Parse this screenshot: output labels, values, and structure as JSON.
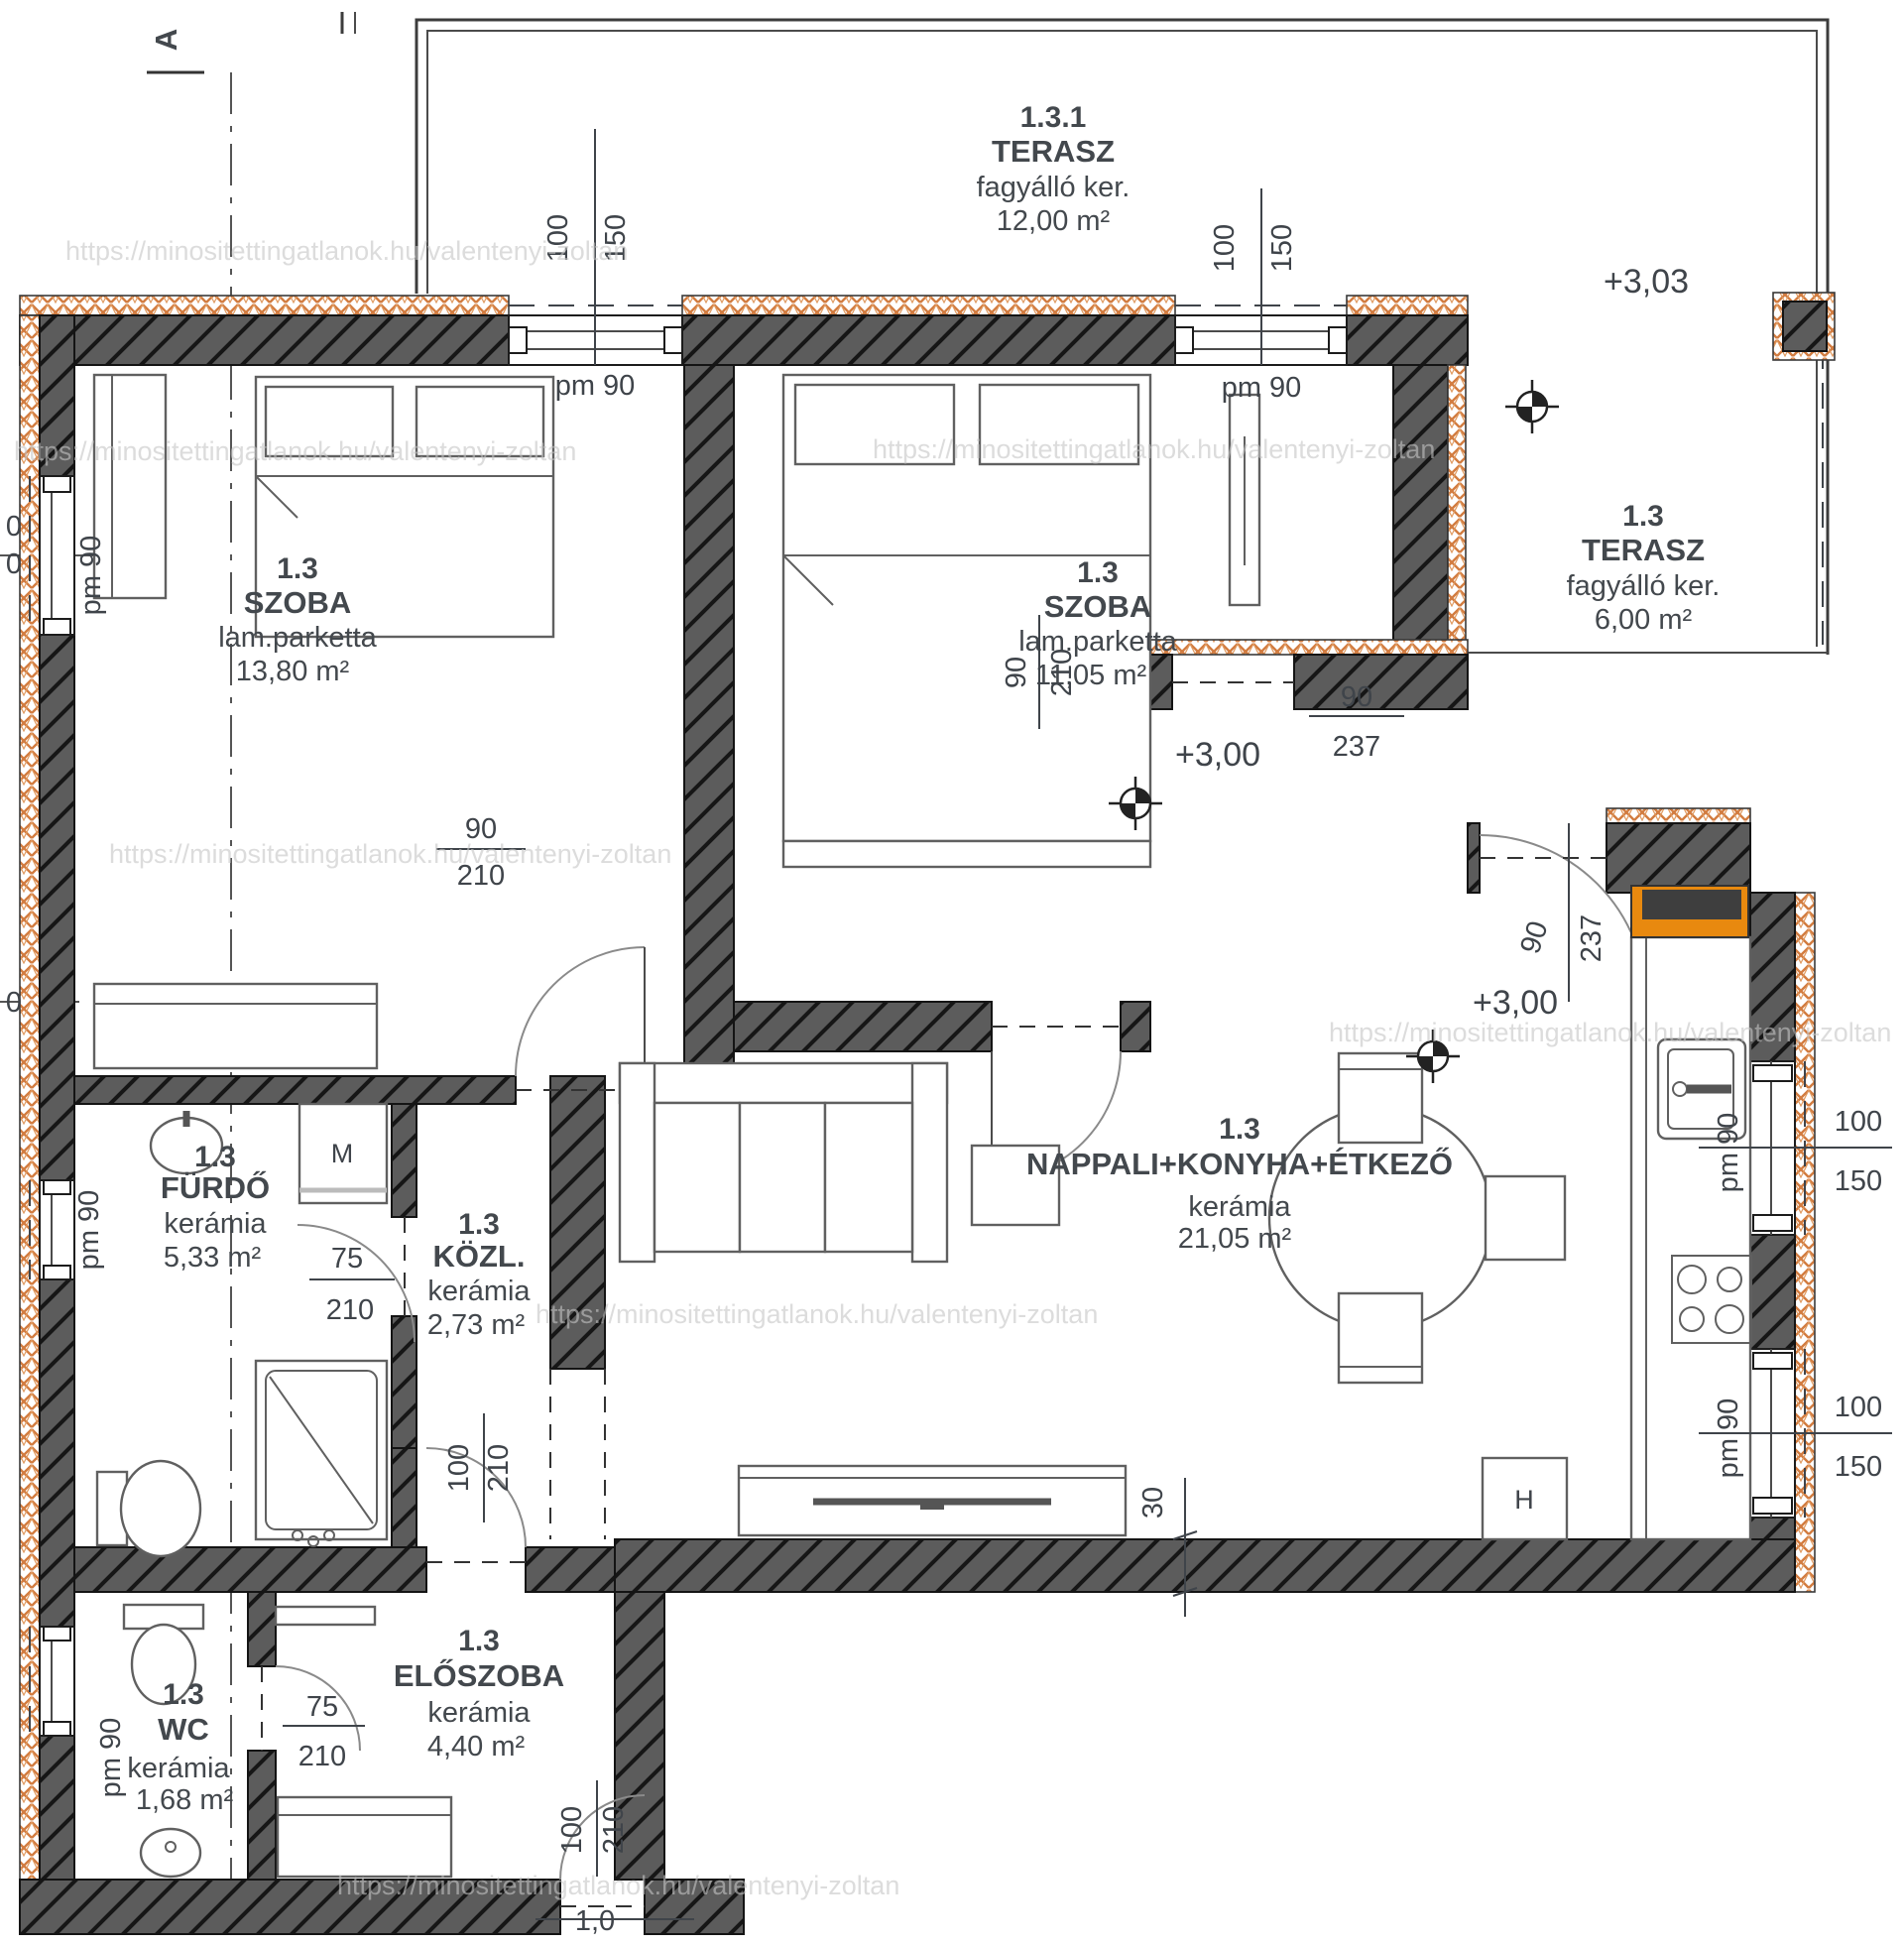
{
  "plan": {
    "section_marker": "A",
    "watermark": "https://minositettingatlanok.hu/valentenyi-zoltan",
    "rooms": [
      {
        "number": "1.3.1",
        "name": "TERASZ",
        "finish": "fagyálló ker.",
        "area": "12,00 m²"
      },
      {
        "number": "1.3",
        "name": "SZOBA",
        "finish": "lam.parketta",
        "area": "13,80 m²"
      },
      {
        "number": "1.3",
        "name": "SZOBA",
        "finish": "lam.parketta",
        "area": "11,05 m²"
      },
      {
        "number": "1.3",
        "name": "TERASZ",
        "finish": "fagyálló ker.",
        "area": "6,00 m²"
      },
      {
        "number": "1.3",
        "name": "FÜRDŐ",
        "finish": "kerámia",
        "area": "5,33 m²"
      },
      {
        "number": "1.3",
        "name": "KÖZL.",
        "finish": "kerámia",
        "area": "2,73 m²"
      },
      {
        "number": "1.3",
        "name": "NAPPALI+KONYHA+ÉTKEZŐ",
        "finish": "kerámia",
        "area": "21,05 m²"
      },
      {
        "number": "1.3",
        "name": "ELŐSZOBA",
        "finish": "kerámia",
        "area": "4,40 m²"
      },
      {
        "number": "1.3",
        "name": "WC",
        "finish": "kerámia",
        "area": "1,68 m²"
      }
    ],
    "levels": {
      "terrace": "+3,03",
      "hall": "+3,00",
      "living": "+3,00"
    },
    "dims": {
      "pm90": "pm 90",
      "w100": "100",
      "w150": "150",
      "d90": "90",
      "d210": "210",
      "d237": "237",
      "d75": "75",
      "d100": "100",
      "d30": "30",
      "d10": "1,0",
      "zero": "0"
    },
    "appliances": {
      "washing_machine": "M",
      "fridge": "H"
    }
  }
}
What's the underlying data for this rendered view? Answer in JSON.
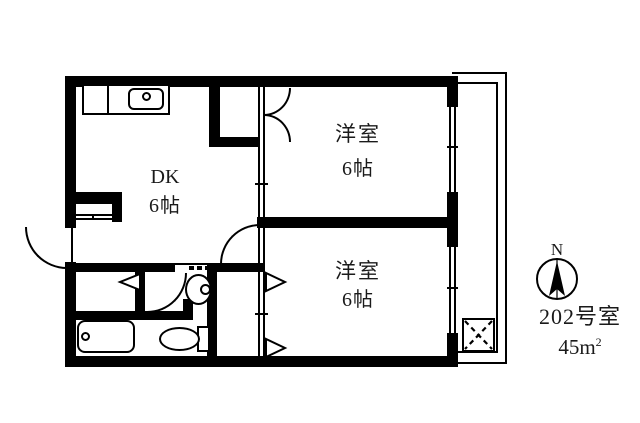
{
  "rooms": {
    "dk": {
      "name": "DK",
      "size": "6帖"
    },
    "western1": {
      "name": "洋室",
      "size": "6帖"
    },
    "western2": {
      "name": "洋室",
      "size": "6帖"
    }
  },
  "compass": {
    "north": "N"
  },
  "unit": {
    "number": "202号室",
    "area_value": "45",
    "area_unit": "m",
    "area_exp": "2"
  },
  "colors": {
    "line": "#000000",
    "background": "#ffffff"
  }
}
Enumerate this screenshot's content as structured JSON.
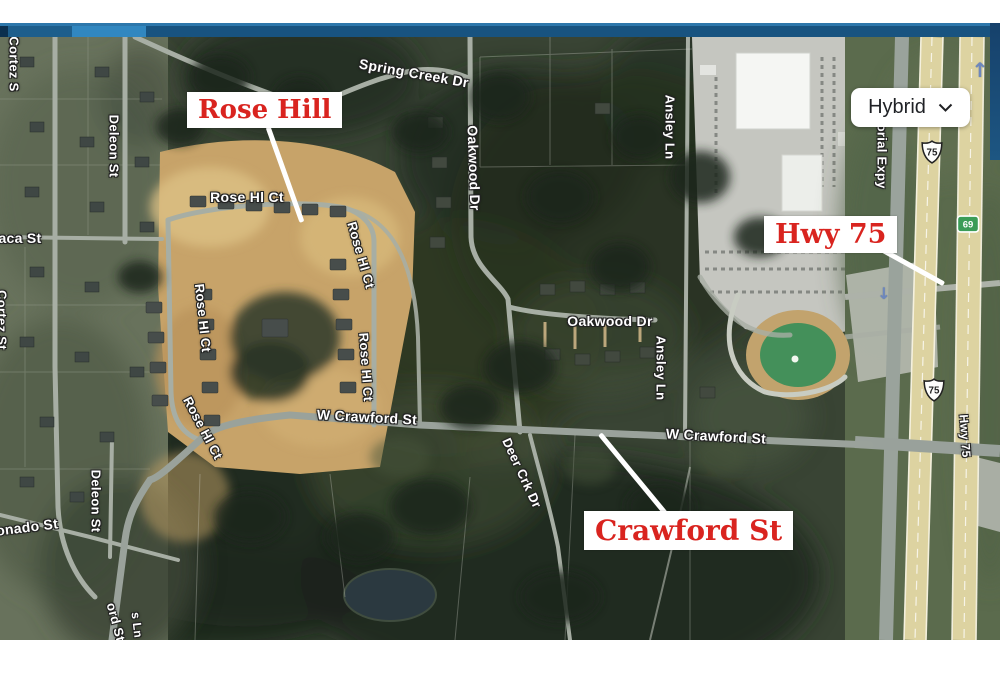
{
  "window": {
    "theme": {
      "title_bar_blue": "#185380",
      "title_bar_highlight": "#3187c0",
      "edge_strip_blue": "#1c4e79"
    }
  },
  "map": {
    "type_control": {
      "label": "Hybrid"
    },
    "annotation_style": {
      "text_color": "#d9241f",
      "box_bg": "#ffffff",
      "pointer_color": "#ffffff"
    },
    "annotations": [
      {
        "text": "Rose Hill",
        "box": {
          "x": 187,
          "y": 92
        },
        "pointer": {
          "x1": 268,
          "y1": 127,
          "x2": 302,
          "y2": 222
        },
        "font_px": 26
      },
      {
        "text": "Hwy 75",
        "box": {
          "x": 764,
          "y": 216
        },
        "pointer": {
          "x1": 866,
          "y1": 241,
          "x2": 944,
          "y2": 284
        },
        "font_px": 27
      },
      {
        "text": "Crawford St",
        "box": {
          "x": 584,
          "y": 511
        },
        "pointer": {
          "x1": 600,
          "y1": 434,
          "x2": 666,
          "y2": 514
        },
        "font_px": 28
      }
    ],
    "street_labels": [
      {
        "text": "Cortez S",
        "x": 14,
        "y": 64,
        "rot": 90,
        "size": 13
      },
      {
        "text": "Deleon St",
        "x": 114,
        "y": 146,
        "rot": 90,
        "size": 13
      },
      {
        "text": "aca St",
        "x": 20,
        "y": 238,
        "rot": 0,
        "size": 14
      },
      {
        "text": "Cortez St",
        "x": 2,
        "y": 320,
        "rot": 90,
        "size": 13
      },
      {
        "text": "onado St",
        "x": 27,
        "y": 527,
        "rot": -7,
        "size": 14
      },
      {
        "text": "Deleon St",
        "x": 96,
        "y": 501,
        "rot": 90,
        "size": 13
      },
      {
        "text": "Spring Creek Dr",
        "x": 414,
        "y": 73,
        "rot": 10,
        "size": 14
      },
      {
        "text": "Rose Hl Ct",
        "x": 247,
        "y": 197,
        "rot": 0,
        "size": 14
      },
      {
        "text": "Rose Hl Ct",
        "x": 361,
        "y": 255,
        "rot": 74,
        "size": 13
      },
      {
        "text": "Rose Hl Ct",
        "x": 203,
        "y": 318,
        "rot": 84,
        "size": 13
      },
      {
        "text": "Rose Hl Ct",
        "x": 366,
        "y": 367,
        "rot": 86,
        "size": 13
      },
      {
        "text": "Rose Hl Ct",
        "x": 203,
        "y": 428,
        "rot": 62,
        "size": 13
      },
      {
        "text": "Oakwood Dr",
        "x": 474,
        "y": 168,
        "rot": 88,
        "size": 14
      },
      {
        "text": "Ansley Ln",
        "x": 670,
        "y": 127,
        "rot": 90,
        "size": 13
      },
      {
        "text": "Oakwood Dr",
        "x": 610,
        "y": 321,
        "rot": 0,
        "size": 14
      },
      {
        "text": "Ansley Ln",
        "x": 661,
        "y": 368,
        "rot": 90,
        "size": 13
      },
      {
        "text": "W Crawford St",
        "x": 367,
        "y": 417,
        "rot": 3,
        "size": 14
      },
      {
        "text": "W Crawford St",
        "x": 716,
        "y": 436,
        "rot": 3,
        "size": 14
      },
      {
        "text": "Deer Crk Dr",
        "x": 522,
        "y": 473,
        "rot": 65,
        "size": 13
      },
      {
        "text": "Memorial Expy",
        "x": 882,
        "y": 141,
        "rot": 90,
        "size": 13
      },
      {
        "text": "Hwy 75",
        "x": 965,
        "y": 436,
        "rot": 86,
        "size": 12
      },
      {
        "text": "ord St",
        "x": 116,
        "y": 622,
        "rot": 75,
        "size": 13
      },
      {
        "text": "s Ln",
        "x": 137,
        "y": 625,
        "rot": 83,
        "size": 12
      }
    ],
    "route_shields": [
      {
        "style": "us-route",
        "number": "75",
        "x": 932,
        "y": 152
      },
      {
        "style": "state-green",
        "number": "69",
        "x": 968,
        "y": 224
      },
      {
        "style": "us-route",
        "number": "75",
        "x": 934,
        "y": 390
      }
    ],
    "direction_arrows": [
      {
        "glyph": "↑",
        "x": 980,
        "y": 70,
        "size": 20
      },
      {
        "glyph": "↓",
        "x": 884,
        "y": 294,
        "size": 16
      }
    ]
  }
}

──────

Each record should be quoted exactly, with the images omitted.

Parse this screenshot: output labels, values, and structure as JSON.
{
  "plan": {
    "section_marker": "A",
    "watermark": "https://minositettingatlanok.hu/valentenyi-zoltan",
    "rooms": [
      {
        "number": "1.3.1",
        "name": "TERASZ",
        "finish": "fagyálló ker.",
        "area": "12,00 m²"
      },
      {
        "number": "1.3",
        "name": "SZOBA",
        "finish": "lam.parketta",
        "area": "13,80 m²"
      },
      {
        "number": "1.3",
        "name": "SZOBA",
        "finish": "lam.parketta",
        "area": "11,05 m²"
      },
      {
        "number": "1.3",
        "name": "TERASZ",
        "finish": "fagyálló ker.",
        "area": "6,00 m²"
      },
      {
        "number": "1.3",
        "name": "FÜRDŐ",
        "finish": "kerámia",
        "area": "5,33 m²"
      },
      {
        "number": "1.3",
        "name": "KÖZL.",
        "finish": "kerámia",
        "area": "2,73 m²"
      },
      {
        "number": "1.3",
        "name": "NAPPALI+KONYHA+ÉTKEZŐ",
        "finish": "kerámia",
        "area": "21,05 m²"
      },
      {
        "number": "1.3",
        "name": "ELŐSZOBA",
        "finish": "kerámia",
        "area": "4,40 m²"
      },
      {
        "number": "1.3",
        "name": "WC",
        "finish": "kerámia",
        "area": "1,68 m²"
      }
    ],
    "levels": {
      "terrace": "+3,03",
      "hall": "+3,00",
      "living": "+3,00"
    },
    "dims": {
      "pm90": "pm 90",
      "w100": "100",
      "w150": "150",
      "d90": "90",
      "d210": "210",
      "d237": "237",
      "d75": "75",
      "d100": "100",
      "d30": "30",
      "d10": "1,0",
      "zero": "0"
    },
    "appliances": {
      "washing_machine": "M",
      "fridge": "H"
    }
  }
}
What's the underlying data for this rendered view? Answer in JSON.
{
  "rooms": {
    "dk": {
      "name": "DK",
      "size": "6帖"
    },
    "western1": {
      "name": "洋室",
      "size": "6帖"
    },
    "western2": {
      "name": "洋室",
      "size": "6帖"
    }
  },
  "compass": {
    "north": "N"
  },
  "unit": {
    "number": "202号室",
    "area_value": "45",
    "area_unit": "m",
    "area_exp": "2"
  },
  "colors": {
    "line": "#000000",
    "background": "#ffffff"
  }
}
Enumerate this screenshot's content as structured JSON.
{
  "window": {
    "theme": {
      "title_bar_blue": "#185380",
      "title_bar_highlight": "#3187c0",
      "edge_strip_blue": "#1c4e79"
    }
  },
  "map": {
    "type_control": {
      "label": "Hybrid"
    },
    "annotation_style": {
      "text_color": "#d9241f",
      "box_bg": "#ffffff",
      "pointer_color": "#ffffff"
    },
    "annotations": [
      {
        "text": "Rose Hill",
        "box": {
          "x": 187,
          "y": 92
        },
        "pointer": {
          "x1": 268,
          "y1": 127,
          "x2": 302,
          "y2": 222
        },
        "font_px": 26
      },
      {
        "text": "Hwy 75",
        "box": {
          "x": 764,
          "y": 216
        },
        "pointer": {
          "x1": 866,
          "y1": 241,
          "x2": 944,
          "y2": 284
        },
        "font_px": 27
      },
      {
        "text": "Crawford St",
        "box": {
          "x": 584,
          "y": 511
        },
        "pointer": {
          "x1": 600,
          "y1": 434,
          "x2": 666,
          "y2": 514
        },
        "font_px": 28
      }
    ],
    "street_labels": [
      {
        "text": "Cortez S",
        "x": 14,
        "y": 64,
        "rot": 90,
        "size": 13
      },
      {
        "text": "Deleon St",
        "x": 114,
        "y": 146,
        "rot": 90,
        "size": 13
      },
      {
        "text": "aca St",
        "x": 20,
        "y": 238,
        "rot": 0,
        "size": 14
      },
      {
        "text": "Cortez St",
        "x": 2,
        "y": 320,
        "rot": 90,
        "size": 13
      },
      {
        "text": "onado St",
        "x": 27,
        "y": 527,
        "rot": -7,
        "size": 14
      },
      {
        "text": "Deleon St",
        "x": 96,
        "y": 501,
        "rot": 90,
        "size": 13
      },
      {
        "text": "Spring Creek Dr",
        "x": 414,
        "y": 73,
        "rot": 10,
        "size": 14
      },
      {
        "text": "Rose Hl Ct",
        "x": 247,
        "y": 197,
        "rot": 0,
        "size": 14
      },
      {
        "text": "Rose Hl Ct",
        "x": 361,
        "y": 255,
        "rot": 74,
        "size": 13
      },
      {
        "text": "Rose Hl Ct",
        "x": 203,
        "y": 318,
        "rot": 84,
        "size": 13
      },
      {
        "text": "Rose Hl Ct",
        "x": 366,
        "y": 367,
        "rot": 86,
        "size": 13
      },
      {
        "text": "Rose Hl Ct",
        "x": 203,
        "y": 428,
        "rot": 62,
        "size": 13
      },
      {
        "text": "Oakwood Dr",
        "x": 474,
        "y": 168,
        "rot": 88,
        "size": 14
      },
      {
        "text": "Ansley Ln",
        "x": 670,
        "y": 127,
        "rot": 90,
        "size": 13
      },
      {
        "text": "Oakwood Dr",
        "x": 610,
        "y": 321,
        "rot": 0,
        "size": 14
      },
      {
        "text": "Ansley Ln",
        "x": 661,
        "y": 368,
        "rot": 90,
        "size": 13
      },
      {
        "text": "W Crawford St",
        "x": 367,
        "y": 417,
        "rot": 3,
        "size": 14
      },
      {
        "text": "W Crawford St",
        "x": 716,
        "y": 436,
        "rot": 3,
        "size": 14
      },
      {
        "text": "Deer Crk Dr",
        "x": 522,
        "y": 473,
        "rot": 65,
        "size": 13
      },
      {
        "text": "Memorial Expy",
        "x": 882,
        "y": 141,
        "rot": 90,
        "size": 13
      },
      {
        "text": "Hwy 75",
        "x": 965,
        "y": 436,
        "rot": 86,
        "size": 12
      },
      {
        "text": "ord St",
        "x": 116,
        "y": 622,
        "rot": 75,
        "size": 13
      },
      {
        "text": "s Ln",
        "x": 137,
        "y": 625,
        "rot": 83,
        "size": 12
      }
    ],
    "route_shields": [
      {
        "style": "us-route",
        "number": "75",
        "x": 932,
        "y": 152
      },
      {
        "style": "state-green",
        "number": "69",
        "x": 968,
        "y": 224
      },
      {
        "style": "us-route",
        "number": "75",
        "x": 934,
        "y": 390
      }
    ],
    "direction_arrows": [
      {
        "glyph": "↑",
        "x": 980,
        "y": 70,
        "size": 20
      },
      {
        "glyph": "↓",
        "x": 884,
        "y": 294,
        "size": 16
      }
    ]
  }
}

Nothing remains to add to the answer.